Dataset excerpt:
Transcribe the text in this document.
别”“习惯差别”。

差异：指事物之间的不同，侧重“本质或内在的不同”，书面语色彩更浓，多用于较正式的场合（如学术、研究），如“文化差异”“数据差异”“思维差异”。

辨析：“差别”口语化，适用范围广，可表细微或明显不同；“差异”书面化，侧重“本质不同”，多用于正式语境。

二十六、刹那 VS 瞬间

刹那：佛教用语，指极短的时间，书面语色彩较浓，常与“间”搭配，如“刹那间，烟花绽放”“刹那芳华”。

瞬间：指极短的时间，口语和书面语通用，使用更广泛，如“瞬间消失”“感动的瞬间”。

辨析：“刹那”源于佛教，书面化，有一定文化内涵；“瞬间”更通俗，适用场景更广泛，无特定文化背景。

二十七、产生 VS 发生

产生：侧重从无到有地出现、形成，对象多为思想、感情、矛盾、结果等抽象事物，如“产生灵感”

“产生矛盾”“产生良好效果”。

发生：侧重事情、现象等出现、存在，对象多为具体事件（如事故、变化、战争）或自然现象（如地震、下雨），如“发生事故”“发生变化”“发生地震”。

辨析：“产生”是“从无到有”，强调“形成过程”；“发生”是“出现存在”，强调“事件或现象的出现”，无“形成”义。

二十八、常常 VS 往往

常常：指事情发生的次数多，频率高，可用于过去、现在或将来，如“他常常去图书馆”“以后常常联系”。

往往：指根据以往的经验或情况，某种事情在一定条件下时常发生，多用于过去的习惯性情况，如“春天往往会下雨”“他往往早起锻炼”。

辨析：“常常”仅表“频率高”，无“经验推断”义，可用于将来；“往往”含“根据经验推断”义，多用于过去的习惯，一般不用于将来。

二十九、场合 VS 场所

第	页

■ **PROMPT**
Write out the records above again, keeping each one identical to the original.

■ **ANSWER TO THIS EXERCISE**
Transcribe the text in this document.
别”“习惯差别”。

差异：指事物之间的不同，侧重“本质或内在的不同”，书面语色彩更浓，多用于较正式的场合（如学术、研究），如“文化差异”“数据差异”“思维差异”。

辨析：“差别”口语化，适用范围广，可表细微或明显不同；“差异”书面化，侧重“本质不同”，多用于正式语境。

二十六、刹那 VS 瞬间

刹那：佛教用语，指极短的时间，书面语色彩较浓，常与“间”搭配，如“刹那间，烟花绽放”“刹那芳华”。

瞬间：指极短的时间，口语和书面语通用，使用更广泛，如“瞬间消失”“感动的瞬间”。

辨析：“刹那”源于佛教，书面化，有一定文化内涵；“瞬间”更通俗，适用场景更广泛，无特定文化背景。

二十七、产生 VS 发生

产生：侧重从无到有地出现、形成，对象多为思想、感情、矛盾、结果等抽象事物，如“产生灵感”

“产生矛盾”“产生良好效果”。

发生：侧重事情、现象等出现、存在，对象多为具体事件（如事故、变化、战争）或自然现象（如地震、下雨），如“发生事故”“发生变化”“发生地震”。

辨析：“产生”是“从无到有”，强调“形成过程”；“发生”是“出现存在”，强调“事件或现象的出现”，无“形成”义。

二十八、常常 VS 往往

常常：指事情发生的次数多，频率高，可用于过去、现在或将来，如“他常常去图书馆”“以后常常联系”。

往往：指根据以往的经验或情况，某种事情在一定条件下时常发生，多用于过去的习惯性情况，如“春天往往会下雨”“他往往早起锻炼”。

辨析：“常常”仅表“频率高”，无“经验推断”义，可用于将来；“往往”含“根据经验推断”义，多用于过去的习惯，一般不用于将来。

二十九、场合 VS 场所

第	页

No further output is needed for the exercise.